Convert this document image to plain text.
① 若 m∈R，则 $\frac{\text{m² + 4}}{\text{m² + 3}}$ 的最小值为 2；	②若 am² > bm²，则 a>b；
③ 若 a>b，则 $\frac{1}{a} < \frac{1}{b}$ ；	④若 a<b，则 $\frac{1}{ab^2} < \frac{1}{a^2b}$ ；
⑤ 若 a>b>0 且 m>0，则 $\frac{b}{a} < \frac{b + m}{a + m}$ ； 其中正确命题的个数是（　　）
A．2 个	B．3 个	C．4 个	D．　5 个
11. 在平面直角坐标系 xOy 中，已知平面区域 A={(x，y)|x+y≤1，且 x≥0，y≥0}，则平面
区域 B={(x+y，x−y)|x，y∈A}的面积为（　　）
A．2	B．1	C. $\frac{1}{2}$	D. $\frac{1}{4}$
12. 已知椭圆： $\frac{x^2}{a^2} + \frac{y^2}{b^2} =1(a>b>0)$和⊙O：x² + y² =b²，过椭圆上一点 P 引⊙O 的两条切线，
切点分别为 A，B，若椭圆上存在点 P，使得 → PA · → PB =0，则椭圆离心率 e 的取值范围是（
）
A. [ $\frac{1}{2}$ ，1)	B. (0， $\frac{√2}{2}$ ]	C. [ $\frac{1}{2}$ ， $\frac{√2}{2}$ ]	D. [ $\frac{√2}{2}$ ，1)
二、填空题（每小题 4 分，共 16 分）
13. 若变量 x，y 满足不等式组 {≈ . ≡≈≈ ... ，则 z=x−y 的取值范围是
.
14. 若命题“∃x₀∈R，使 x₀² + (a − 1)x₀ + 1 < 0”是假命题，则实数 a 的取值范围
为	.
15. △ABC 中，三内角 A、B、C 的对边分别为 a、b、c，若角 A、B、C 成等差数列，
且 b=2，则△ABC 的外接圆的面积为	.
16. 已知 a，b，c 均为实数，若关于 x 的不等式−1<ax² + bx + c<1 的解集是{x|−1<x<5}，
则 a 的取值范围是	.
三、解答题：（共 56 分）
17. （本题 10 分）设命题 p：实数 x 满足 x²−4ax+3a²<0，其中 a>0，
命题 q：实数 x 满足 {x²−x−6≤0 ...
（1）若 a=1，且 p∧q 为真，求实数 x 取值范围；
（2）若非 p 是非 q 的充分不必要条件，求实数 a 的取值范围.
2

■ ■ ■ ■ ■

## What is asked
Filter the entries down to the lines containing "的取值范围是". Copy each of those lines.

## Response to the task
切点分别为 A，B，若椭圆上存在点 P，使得 → PA · → PB =0，则椭圆离心率 e 的取值范围是（
13. 若变量 x，y 满足不等式组 {≈ . ≡≈≈ ... ，则 z=x−y 的取值范围是
则 a 的取值范围是	.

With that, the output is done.